— START Input —

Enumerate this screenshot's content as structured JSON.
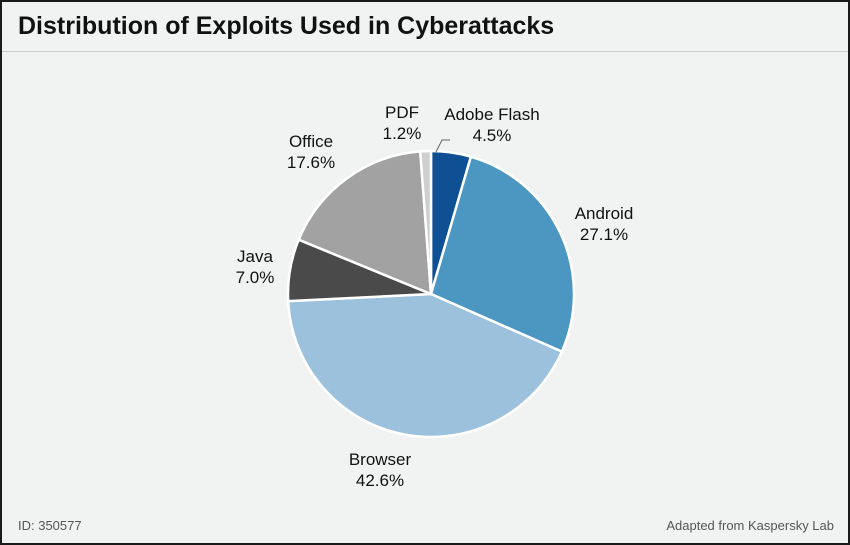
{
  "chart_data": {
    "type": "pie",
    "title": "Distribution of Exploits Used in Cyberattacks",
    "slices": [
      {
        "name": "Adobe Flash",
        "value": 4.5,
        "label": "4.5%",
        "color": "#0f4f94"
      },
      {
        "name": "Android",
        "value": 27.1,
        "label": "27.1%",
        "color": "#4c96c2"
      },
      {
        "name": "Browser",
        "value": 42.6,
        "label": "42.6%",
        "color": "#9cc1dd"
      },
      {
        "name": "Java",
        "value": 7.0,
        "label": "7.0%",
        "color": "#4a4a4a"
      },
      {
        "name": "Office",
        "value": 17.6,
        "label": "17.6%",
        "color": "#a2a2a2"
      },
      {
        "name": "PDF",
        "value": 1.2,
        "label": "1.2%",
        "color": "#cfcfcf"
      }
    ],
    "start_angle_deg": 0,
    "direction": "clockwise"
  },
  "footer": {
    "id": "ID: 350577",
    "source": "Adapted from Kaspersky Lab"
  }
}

— END Input —
— START Input —

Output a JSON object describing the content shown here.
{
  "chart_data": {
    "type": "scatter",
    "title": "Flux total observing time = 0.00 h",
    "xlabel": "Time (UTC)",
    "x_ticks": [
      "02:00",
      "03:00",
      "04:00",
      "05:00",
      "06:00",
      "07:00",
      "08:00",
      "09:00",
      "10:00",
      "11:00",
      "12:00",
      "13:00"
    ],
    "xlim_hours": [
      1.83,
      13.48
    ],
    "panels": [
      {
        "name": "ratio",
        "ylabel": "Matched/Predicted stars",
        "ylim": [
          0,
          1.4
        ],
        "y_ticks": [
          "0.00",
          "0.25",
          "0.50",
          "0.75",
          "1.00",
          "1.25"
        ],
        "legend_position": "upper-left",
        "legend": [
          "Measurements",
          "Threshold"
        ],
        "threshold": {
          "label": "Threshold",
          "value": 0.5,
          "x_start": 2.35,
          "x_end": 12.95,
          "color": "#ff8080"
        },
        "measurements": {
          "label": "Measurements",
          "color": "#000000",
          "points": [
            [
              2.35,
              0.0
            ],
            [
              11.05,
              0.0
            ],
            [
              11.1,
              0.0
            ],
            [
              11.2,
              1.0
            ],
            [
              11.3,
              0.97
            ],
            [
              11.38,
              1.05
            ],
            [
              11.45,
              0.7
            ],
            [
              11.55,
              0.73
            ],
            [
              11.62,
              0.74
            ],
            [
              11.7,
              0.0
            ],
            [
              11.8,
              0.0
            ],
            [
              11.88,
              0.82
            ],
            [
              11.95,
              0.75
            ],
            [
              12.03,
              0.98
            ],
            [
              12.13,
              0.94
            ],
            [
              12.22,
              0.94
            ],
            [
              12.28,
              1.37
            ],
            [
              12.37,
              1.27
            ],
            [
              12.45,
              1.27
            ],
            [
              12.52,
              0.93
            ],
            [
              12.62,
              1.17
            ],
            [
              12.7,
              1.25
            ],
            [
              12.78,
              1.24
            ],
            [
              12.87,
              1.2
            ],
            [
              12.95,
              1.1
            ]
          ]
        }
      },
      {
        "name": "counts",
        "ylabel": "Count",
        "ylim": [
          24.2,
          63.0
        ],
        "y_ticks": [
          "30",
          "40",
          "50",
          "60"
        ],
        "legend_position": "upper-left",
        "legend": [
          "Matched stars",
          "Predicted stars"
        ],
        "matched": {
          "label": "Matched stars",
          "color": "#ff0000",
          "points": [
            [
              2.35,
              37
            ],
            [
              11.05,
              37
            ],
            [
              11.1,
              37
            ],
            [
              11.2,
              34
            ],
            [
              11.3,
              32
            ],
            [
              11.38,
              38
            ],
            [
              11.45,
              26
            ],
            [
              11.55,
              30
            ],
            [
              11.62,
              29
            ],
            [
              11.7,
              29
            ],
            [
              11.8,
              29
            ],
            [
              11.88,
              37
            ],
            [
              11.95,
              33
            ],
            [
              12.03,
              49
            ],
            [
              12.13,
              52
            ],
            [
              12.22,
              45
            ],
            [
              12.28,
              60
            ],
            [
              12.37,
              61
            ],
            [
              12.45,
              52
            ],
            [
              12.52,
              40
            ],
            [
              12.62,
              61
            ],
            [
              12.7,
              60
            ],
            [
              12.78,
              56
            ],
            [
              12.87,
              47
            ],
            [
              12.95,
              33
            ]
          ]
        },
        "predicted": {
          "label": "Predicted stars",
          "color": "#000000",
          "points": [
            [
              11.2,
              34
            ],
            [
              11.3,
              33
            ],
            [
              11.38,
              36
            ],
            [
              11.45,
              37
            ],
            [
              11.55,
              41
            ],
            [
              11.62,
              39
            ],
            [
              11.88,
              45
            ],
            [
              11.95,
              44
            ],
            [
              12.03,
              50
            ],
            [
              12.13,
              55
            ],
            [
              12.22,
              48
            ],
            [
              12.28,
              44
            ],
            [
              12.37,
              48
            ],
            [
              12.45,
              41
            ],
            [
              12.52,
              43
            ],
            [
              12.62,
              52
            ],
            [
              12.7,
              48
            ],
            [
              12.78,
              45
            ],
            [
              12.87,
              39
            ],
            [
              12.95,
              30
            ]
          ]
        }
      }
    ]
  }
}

— END Input —

Go through the entries and return each line where the word "title" appears.

Exercise output:
    "title": "Distribution of Exploits Used in Cyberattacks",
    "title": "Flux total observing time = 0.00 h",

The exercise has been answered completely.